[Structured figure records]
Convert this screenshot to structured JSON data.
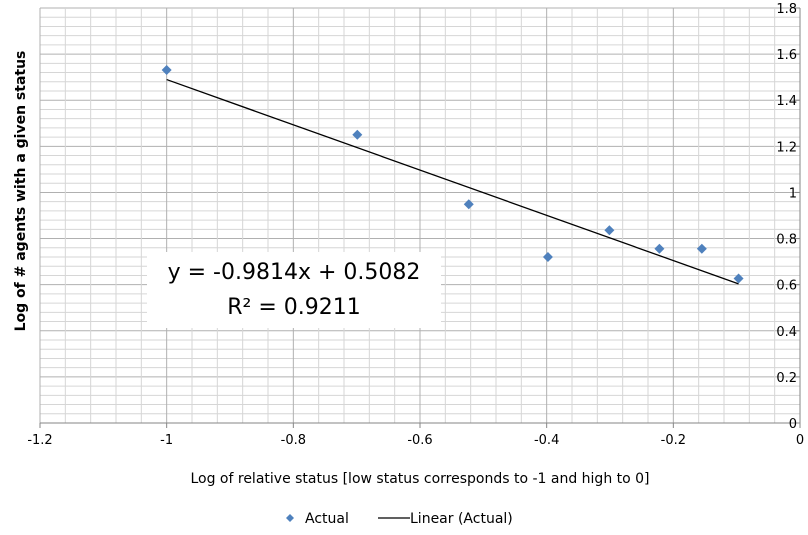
{
  "chart_data": {
    "type": "scatter",
    "xlabel": "Log of relative status [low status corresponds to -1 and high to 0]",
    "ylabel": "Log of # agents with a given status",
    "xlim": [
      -1.2,
      0
    ],
    "ylim": [
      0,
      1.8
    ],
    "x_ticks": [
      "-1.2",
      "-1",
      "-0.8",
      "-0.6",
      "-0.4",
      "-0.2",
      "0"
    ],
    "y_ticks": [
      "0",
      "0.2",
      "0.4",
      "0.6",
      "0.8",
      "1",
      "1.2",
      "1.4",
      "1.6",
      "1.8"
    ],
    "grid": true,
    "legend_position": "bottom",
    "series": [
      {
        "name": "Actual",
        "color": "#4F81BD",
        "marker": "diamond",
        "x": [
          -1.0,
          -0.699,
          -0.523,
          -0.398,
          -0.301,
          -0.222,
          -0.155,
          -0.097
        ],
        "y": [
          1.531,
          1.25,
          0.949,
          0.72,
          0.836,
          0.756,
          0.756,
          0.627
        ]
      },
      {
        "name": "Linear (Actual)",
        "type": "line",
        "color": "#000000",
        "slope": -0.9814,
        "intercept": 0.5082,
        "x_range": [
          -1.0,
          -0.097
        ]
      }
    ],
    "annotations": {
      "equation": "y = -0.9814x + 0.5082",
      "r2_label": "R² = 0.9211"
    }
  }
}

* [What you are asked to do]:
Do not copy the pictures, but repeat every line exactly.

* [Completed exercise]:
Convert this screenshot to structured JSON data.
{
  "chart_data": {
    "type": "scatter",
    "xlabel": "Log of relative status [low status corresponds to -1 and high to 0]",
    "ylabel": "Log of # agents with a given status",
    "xlim": [
      -1.2,
      0
    ],
    "ylim": [
      0,
      1.8
    ],
    "x_ticks": [
      "-1.2",
      "-1",
      "-0.8",
      "-0.6",
      "-0.4",
      "-0.2",
      "0"
    ],
    "y_ticks": [
      "0",
      "0.2",
      "0.4",
      "0.6",
      "0.8",
      "1",
      "1.2",
      "1.4",
      "1.6",
      "1.8"
    ],
    "grid": true,
    "legend_position": "bottom",
    "series": [
      {
        "name": "Actual",
        "color": "#4F81BD",
        "marker": "diamond",
        "x": [
          -1.0,
          -0.699,
          -0.523,
          -0.398,
          -0.301,
          -0.222,
          -0.155,
          -0.097
        ],
        "y": [
          1.531,
          1.25,
          0.949,
          0.72,
          0.836,
          0.756,
          0.756,
          0.627
        ]
      },
      {
        "name": "Linear (Actual)",
        "type": "line",
        "color": "#000000",
        "slope": -0.9814,
        "intercept": 0.5082,
        "x_range": [
          -1.0,
          -0.097
        ]
      }
    ],
    "annotations": {
      "equation": "y = -0.9814x + 0.5082",
      "r2_label": "R² = 0.9211"
    }
  }
}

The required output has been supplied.